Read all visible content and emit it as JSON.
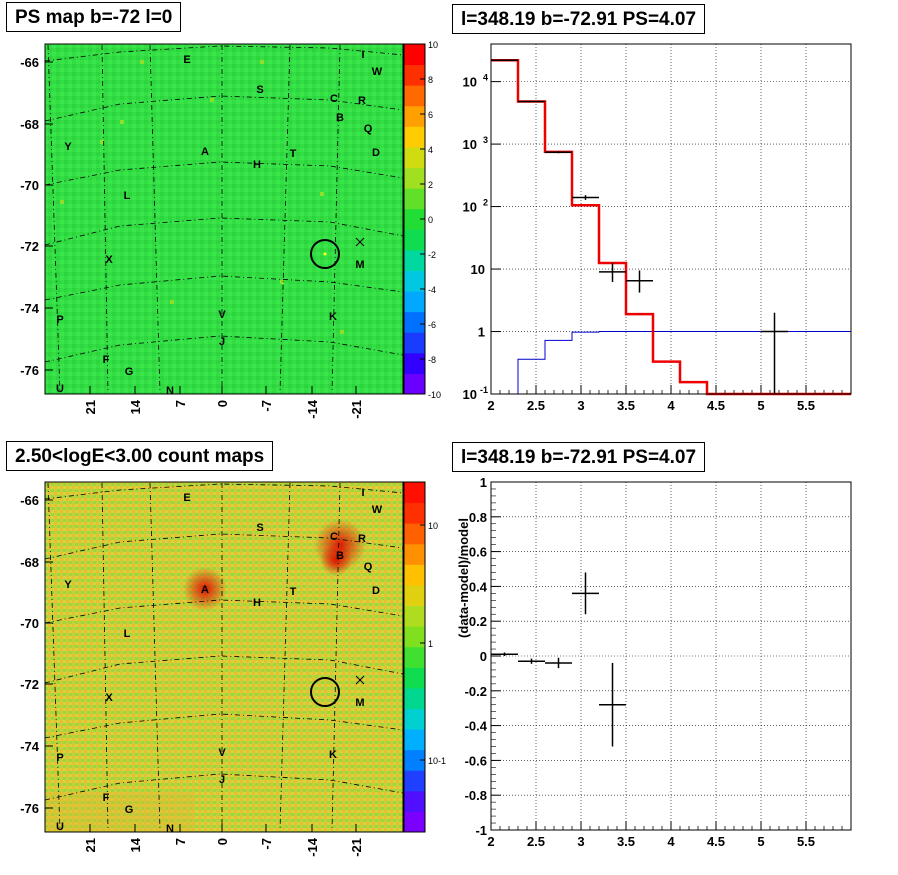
{
  "panels": {
    "ps_map": {
      "title": "PS map b=-72 l=0",
      "y_ticks": [
        "-66",
        "-68",
        "-70",
        "-72",
        "-74",
        "-76"
      ],
      "x_ticks": [
        "21",
        "14",
        "7",
        "0",
        "-7",
        "-14",
        "-21"
      ],
      "colorbar_ticks": [
        "10",
        "8",
        "6",
        "4",
        "2",
        "0",
        "-2",
        "-4",
        "-6",
        "-8",
        "-10"
      ],
      "markers": [
        "E",
        "S",
        "C",
        "R",
        "B",
        "Q",
        "D",
        "I",
        "W",
        "Y",
        "A",
        "H",
        "T",
        "L",
        "X",
        "M",
        "P",
        "V",
        "K",
        "J",
        "F",
        "G",
        "U",
        "N"
      ],
      "colors": {
        "background": "#33dd44",
        "hot": "#ff2200",
        "grid": "#000000"
      }
    },
    "count_map": {
      "title": "2.50<logE<3.00 count maps",
      "y_ticks": [
        "-66",
        "-68",
        "-70",
        "-72",
        "-74",
        "-76"
      ],
      "x_ticks": [
        "21",
        "14",
        "7",
        "0",
        "-7",
        "-14",
        "-21"
      ],
      "colorbar_ticks": [
        "10",
        "1",
        "10-1"
      ],
      "markers": [
        "E",
        "S",
        "C",
        "R",
        "B",
        "Q",
        "D",
        "I",
        "W",
        "Y",
        "A",
        "H",
        "T",
        "L",
        "X",
        "M",
        "P",
        "V",
        "K",
        "J",
        "F",
        "G",
        "U",
        "N"
      ],
      "colors": {
        "background": "#c8d040",
        "hot": "#dd2000"
      }
    },
    "spectrum": {
      "title": "l=348.19 b=-72.91 PS=4.07"
    },
    "residual": {
      "title": "l=348.19 b=-72.91 PS=4.07"
    }
  },
  "chart_data": [
    {
      "type": "heatmap",
      "title": "PS map b=-72 l=0",
      "ylabel_ticks": [
        -66,
        -68,
        -70,
        -72,
        -74,
        -76
      ],
      "xlabel_ticks": [
        21,
        14,
        7,
        0,
        -7,
        -14,
        -21
      ],
      "zlim": [
        -10,
        10
      ],
      "candidate_circle": {
        "l": -14,
        "b": -72.3
      }
    },
    {
      "type": "heatmap",
      "title": "2.50<logE<3.00 count maps",
      "zscale": "log",
      "zticks": [
        0.1,
        1,
        10
      ]
    },
    {
      "type": "line",
      "title": "l=348.19 b=-72.91 PS=4.07",
      "yscale": "log",
      "xlim": [
        2,
        6
      ],
      "ylim": [
        0.1,
        40000
      ],
      "xticks": [
        "2",
        "2.5",
        "3",
        "3.5",
        "4",
        "4.5",
        "5",
        "5.5"
      ],
      "yticks": [
        "10^{-1}",
        "1",
        "10",
        "10^{2}",
        "10^{3}",
        "10^{4}"
      ],
      "model_red": {
        "edges": [
          2.0,
          2.3,
          2.6,
          2.9,
          3.2,
          3.5,
          3.8,
          4.1,
          4.4,
          6.0
        ],
        "values": [
          22000,
          4800,
          750,
          105,
          12.5,
          1.9,
          0.33,
          0.155,
          0.1
        ]
      },
      "model_blue": {
        "edges": [
          2.0,
          2.3,
          2.6,
          2.9,
          3.2,
          6.0
        ],
        "values": [
          0.08,
          0.36,
          0.72,
          0.98,
          1.0
        ]
      },
      "data_points": [
        {
          "x": 2.15,
          "y": 22000,
          "xerr": 0.15,
          "ylo": 21800,
          "yhi": 22200
        },
        {
          "x": 2.45,
          "y": 4800,
          "xerr": 0.15,
          "ylo": 4730,
          "yhi": 4870
        },
        {
          "x": 2.75,
          "y": 740,
          "xerr": 0.15,
          "ylo": 713,
          "yhi": 767
        },
        {
          "x": 3.05,
          "y": 140,
          "xerr": 0.15,
          "ylo": 128,
          "yhi": 152
        },
        {
          "x": 3.35,
          "y": 9,
          "xerr": 0.15,
          "ylo": 6.2,
          "yhi": 12.5
        },
        {
          "x": 3.65,
          "y": 6.5,
          "xerr": 0.15,
          "ylo": 4.2,
          "yhi": 9.5
        },
        {
          "x": 5.15,
          "y": 1.0,
          "xerr": 0.15,
          "ylo": 0.1,
          "yhi": 2.0
        }
      ]
    },
    {
      "type": "scatter",
      "title": "l=348.19 b=-72.91 PS=4.07",
      "ylabel": "(data-model)/model",
      "xlim": [
        2,
        6
      ],
      "ylim": [
        -1,
        1
      ],
      "xticks": [
        "2",
        "2.5",
        "3",
        "3.5",
        "4",
        "4.5",
        "5",
        "5.5"
      ],
      "yticks": [
        "1",
        "0.8",
        "0.6",
        "0.4",
        "0.2",
        "0",
        "-0.2",
        "-0.4",
        "-0.6",
        "-0.8",
        "-1"
      ],
      "points": [
        {
          "x": 2.15,
          "y": 0.01,
          "xerr": 0.15,
          "yerr": 0.01
        },
        {
          "x": 2.45,
          "y": -0.03,
          "xerr": 0.15,
          "yerr": 0.015
        },
        {
          "x": 2.75,
          "y": -0.04,
          "xerr": 0.15,
          "yerr": 0.03
        },
        {
          "x": 3.05,
          "y": 0.36,
          "xerr": 0.15,
          "yerr": 0.12
        },
        {
          "x": 3.35,
          "y": -0.28,
          "xerr": 0.15,
          "yerr": 0.24
        }
      ]
    }
  ]
}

____

• GIVEN EXERCISE:
Extract the entries in full, exactly as they are, minus the pictures.

• RESULT OF THIS EXERCISE:
Read all visible content and emit it as JSON.
{
  "panels": {
    "ps_map": {
      "title": "PS map b=-72 l=0",
      "y_ticks": [
        "-66",
        "-68",
        "-70",
        "-72",
        "-74",
        "-76"
      ],
      "x_ticks": [
        "21",
        "14",
        "7",
        "0",
        "-7",
        "-14",
        "-21"
      ],
      "colorbar_ticks": [
        "10",
        "8",
        "6",
        "4",
        "2",
        "0",
        "-2",
        "-4",
        "-6",
        "-8",
        "-10"
      ],
      "markers": [
        "E",
        "S",
        "C",
        "R",
        "B",
        "Q",
        "D",
        "I",
        "W",
        "Y",
        "A",
        "H",
        "T",
        "L",
        "X",
        "M",
        "P",
        "V",
        "K",
        "J",
        "F",
        "G",
        "U",
        "N"
      ],
      "colors": {
        "background": "#33dd44",
        "hot": "#ff2200",
        "grid": "#000000"
      }
    },
    "count_map": {
      "title": "2.50<logE<3.00 count maps",
      "y_ticks": [
        "-66",
        "-68",
        "-70",
        "-72",
        "-74",
        "-76"
      ],
      "x_ticks": [
        "21",
        "14",
        "7",
        "0",
        "-7",
        "-14",
        "-21"
      ],
      "colorbar_ticks": [
        "10",
        "1",
        "10-1"
      ],
      "markers": [
        "E",
        "S",
        "C",
        "R",
        "B",
        "Q",
        "D",
        "I",
        "W",
        "Y",
        "A",
        "H",
        "T",
        "L",
        "X",
        "M",
        "P",
        "V",
        "K",
        "J",
        "F",
        "G",
        "U",
        "N"
      ],
      "colors": {
        "background": "#c8d040",
        "hot": "#dd2000"
      }
    },
    "spectrum": {
      "title": "l=348.19 b=-72.91 PS=4.07"
    },
    "residual": {
      "title": "l=348.19 b=-72.91 PS=4.07"
    }
  },
  "chart_data": [
    {
      "type": "heatmap",
      "title": "PS map b=-72 l=0",
      "ylabel_ticks": [
        -66,
        -68,
        -70,
        -72,
        -74,
        -76
      ],
      "xlabel_ticks": [
        21,
        14,
        7,
        0,
        -7,
        -14,
        -21
      ],
      "zlim": [
        -10,
        10
      ],
      "candidate_circle": {
        "l": -14,
        "b": -72.3
      }
    },
    {
      "type": "heatmap",
      "title": "2.50<logE<3.00 count maps",
      "zscale": "log",
      "zticks": [
        0.1,
        1,
        10
      ]
    },
    {
      "type": "line",
      "title": "l=348.19 b=-72.91 PS=4.07",
      "yscale": "log",
      "xlim": [
        2,
        6
      ],
      "ylim": [
        0.1,
        40000
      ],
      "xticks": [
        "2",
        "2.5",
        "3",
        "3.5",
        "4",
        "4.5",
        "5",
        "5.5"
      ],
      "yticks": [
        "10^{-1}",
        "1",
        "10",
        "10^{2}",
        "10^{3}",
        "10^{4}"
      ],
      "model_red": {
        "edges": [
          2.0,
          2.3,
          2.6,
          2.9,
          3.2,
          3.5,
          3.8,
          4.1,
          4.4,
          6.0
        ],
        "values": [
          22000,
          4800,
          750,
          105,
          12.5,
          1.9,
          0.33,
          0.155,
          0.1
        ]
      },
      "model_blue": {
        "edges": [
          2.0,
          2.3,
          2.6,
          2.9,
          3.2,
          6.0
        ],
        "values": [
          0.08,
          0.36,
          0.72,
          0.98,
          1.0
        ]
      },
      "data_points": [
        {
          "x": 2.15,
          "y": 22000,
          "xerr": 0.15,
          "ylo": 21800,
          "yhi": 22200
        },
        {
          "x": 2.45,
          "y": 4800,
          "xerr": 0.15,
          "ylo": 4730,
          "yhi": 4870
        },
        {
          "x": 2.75,
          "y": 740,
          "xerr": 0.15,
          "ylo": 713,
          "yhi": 767
        },
        {
          "x": 3.05,
          "y": 140,
          "xerr": 0.15,
          "ylo": 128,
          "yhi": 152
        },
        {
          "x": 3.35,
          "y": 9,
          "xerr": 0.15,
          "ylo": 6.2,
          "yhi": 12.5
        },
        {
          "x": 3.65,
          "y": 6.5,
          "xerr": 0.15,
          "ylo": 4.2,
          "yhi": 9.5
        },
        {
          "x": 5.15,
          "y": 1.0,
          "xerr": 0.15,
          "ylo": 0.1,
          "yhi": 2.0
        }
      ]
    },
    {
      "type": "scatter",
      "title": "l=348.19 b=-72.91 PS=4.07",
      "ylabel": "(data-model)/model",
      "xlim": [
        2,
        6
      ],
      "ylim": [
        -1,
        1
      ],
      "xticks": [
        "2",
        "2.5",
        "3",
        "3.5",
        "4",
        "4.5",
        "5",
        "5.5"
      ],
      "yticks": [
        "1",
        "0.8",
        "0.6",
        "0.4",
        "0.2",
        "0",
        "-0.2",
        "-0.4",
        "-0.6",
        "-0.8",
        "-1"
      ],
      "points": [
        {
          "x": 2.15,
          "y": 0.01,
          "xerr": 0.15,
          "yerr": 0.01
        },
        {
          "x": 2.45,
          "y": -0.03,
          "xerr": 0.15,
          "yerr": 0.015
        },
        {
          "x": 2.75,
          "y": -0.04,
          "xerr": 0.15,
          "yerr": 0.03
        },
        {
          "x": 3.05,
          "y": 0.36,
          "xerr": 0.15,
          "yerr": 0.12
        },
        {
          "x": 3.35,
          "y": -0.28,
          "xerr": 0.15,
          "yerr": 0.24
        }
      ]
    }
  ]
}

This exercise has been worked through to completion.